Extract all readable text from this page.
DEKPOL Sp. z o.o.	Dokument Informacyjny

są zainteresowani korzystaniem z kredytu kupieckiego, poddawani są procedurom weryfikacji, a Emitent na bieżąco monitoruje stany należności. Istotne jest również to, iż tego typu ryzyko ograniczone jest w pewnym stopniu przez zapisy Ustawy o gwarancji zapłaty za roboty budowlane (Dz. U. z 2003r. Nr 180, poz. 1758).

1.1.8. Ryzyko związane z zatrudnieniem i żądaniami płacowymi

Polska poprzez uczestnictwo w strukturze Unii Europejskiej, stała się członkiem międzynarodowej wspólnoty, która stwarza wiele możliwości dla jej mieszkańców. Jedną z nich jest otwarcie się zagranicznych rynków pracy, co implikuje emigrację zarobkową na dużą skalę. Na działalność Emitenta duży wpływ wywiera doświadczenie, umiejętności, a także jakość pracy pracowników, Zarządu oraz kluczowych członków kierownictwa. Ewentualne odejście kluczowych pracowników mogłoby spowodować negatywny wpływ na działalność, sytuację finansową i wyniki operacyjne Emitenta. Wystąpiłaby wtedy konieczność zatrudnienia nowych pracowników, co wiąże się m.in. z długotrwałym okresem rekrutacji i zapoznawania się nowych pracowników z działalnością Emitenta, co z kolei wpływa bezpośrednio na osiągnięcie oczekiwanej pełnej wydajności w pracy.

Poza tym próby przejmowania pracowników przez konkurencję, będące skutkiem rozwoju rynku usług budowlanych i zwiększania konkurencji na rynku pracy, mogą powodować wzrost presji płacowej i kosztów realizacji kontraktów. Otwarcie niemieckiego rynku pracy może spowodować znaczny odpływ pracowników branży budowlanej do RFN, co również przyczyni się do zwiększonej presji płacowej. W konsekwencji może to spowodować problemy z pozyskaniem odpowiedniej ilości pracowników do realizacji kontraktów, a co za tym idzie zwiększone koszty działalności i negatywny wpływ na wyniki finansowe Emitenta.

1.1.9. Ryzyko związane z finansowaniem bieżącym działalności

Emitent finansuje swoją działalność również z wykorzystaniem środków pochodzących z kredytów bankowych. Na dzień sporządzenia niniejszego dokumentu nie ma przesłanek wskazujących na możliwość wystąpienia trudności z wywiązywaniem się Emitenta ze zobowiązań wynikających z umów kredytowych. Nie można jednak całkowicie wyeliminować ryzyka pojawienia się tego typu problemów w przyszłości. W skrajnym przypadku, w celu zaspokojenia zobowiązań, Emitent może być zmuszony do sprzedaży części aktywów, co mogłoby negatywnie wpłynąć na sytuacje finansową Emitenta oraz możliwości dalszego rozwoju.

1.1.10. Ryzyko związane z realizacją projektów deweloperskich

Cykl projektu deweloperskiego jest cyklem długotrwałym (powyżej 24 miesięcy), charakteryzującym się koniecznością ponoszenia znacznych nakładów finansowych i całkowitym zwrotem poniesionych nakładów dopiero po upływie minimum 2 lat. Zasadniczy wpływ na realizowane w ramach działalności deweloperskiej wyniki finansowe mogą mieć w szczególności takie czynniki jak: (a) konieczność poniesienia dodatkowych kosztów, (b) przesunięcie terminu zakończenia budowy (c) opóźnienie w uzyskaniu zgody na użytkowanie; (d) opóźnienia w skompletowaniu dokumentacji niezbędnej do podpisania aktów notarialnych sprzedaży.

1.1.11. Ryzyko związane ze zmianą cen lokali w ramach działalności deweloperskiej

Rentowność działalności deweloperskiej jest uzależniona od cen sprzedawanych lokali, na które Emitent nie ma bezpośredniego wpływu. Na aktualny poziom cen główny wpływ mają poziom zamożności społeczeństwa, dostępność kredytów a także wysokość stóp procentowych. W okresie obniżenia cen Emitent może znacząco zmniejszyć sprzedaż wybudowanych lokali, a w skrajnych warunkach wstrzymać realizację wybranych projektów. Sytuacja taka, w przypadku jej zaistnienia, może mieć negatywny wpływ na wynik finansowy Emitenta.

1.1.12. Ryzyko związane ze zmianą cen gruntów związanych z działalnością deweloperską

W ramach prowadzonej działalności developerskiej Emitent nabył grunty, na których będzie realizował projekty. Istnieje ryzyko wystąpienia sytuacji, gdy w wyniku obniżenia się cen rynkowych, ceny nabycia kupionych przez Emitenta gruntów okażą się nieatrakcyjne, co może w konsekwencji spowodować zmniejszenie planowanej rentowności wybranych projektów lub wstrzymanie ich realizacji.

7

====================

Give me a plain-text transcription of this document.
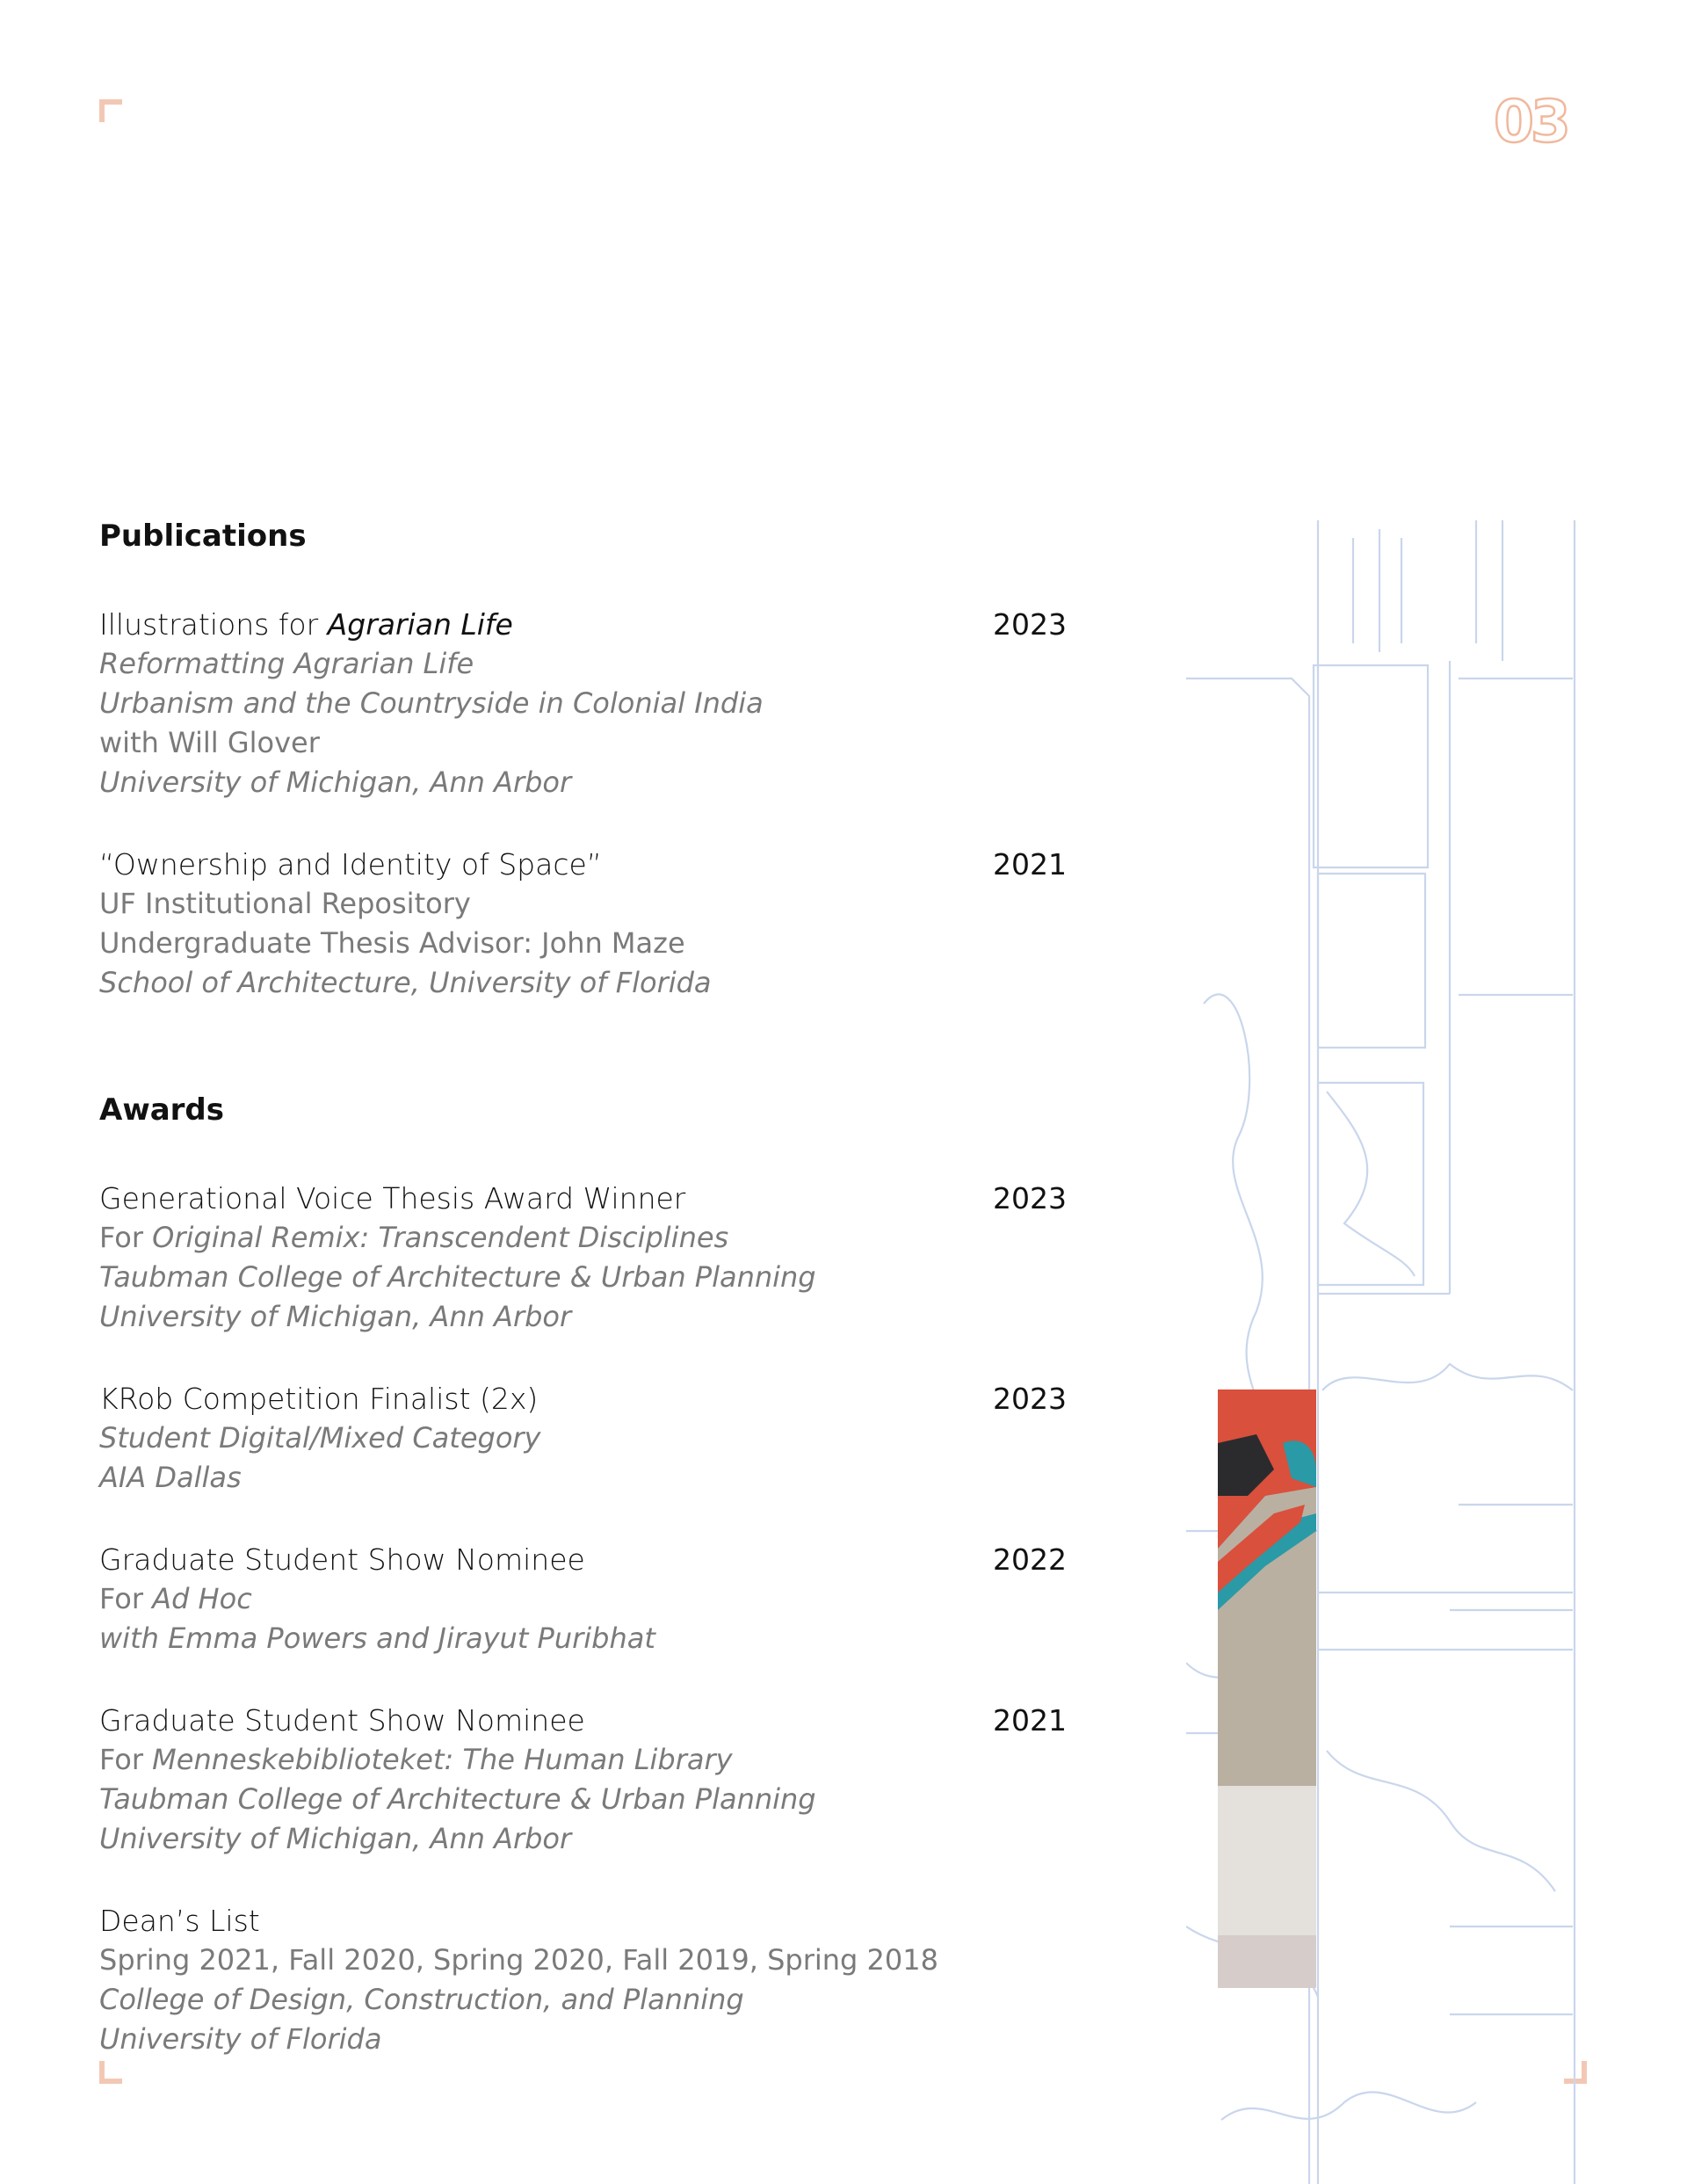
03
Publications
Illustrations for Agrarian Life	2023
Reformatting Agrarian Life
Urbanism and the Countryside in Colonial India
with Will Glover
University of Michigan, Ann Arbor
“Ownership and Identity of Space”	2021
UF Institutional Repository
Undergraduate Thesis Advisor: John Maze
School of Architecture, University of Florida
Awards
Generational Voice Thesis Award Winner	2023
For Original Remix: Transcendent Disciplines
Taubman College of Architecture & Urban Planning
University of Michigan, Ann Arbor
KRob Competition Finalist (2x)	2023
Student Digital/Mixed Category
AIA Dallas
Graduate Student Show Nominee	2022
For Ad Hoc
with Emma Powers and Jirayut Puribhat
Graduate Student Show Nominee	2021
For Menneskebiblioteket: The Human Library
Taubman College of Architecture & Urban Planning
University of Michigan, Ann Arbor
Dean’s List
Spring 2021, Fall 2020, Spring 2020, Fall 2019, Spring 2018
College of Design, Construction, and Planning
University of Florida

====================

*Task requirements*
Pull every line containing "gruntów" out of the data above.

*Exercise answer*
1.1.12. Ryzyko związane ze zmianą cen gruntów związanych z działalnością deweloperską
W ramach prowadzonej działalności developerskiej Emitent nabył grunty, na których będzie realizował projekty. Istnieje ryzyko wystąpienia sytuacji, gdy w wyniku obniżenia się cen rynkowych, ceny nabycia kupionych przez Emitenta gruntów okażą się nieatrakcyjne, co może w konsekwencji spowodować zmniejszenie planowanej rentowności wybranych projektów lub wstrzymanie ich realizacji.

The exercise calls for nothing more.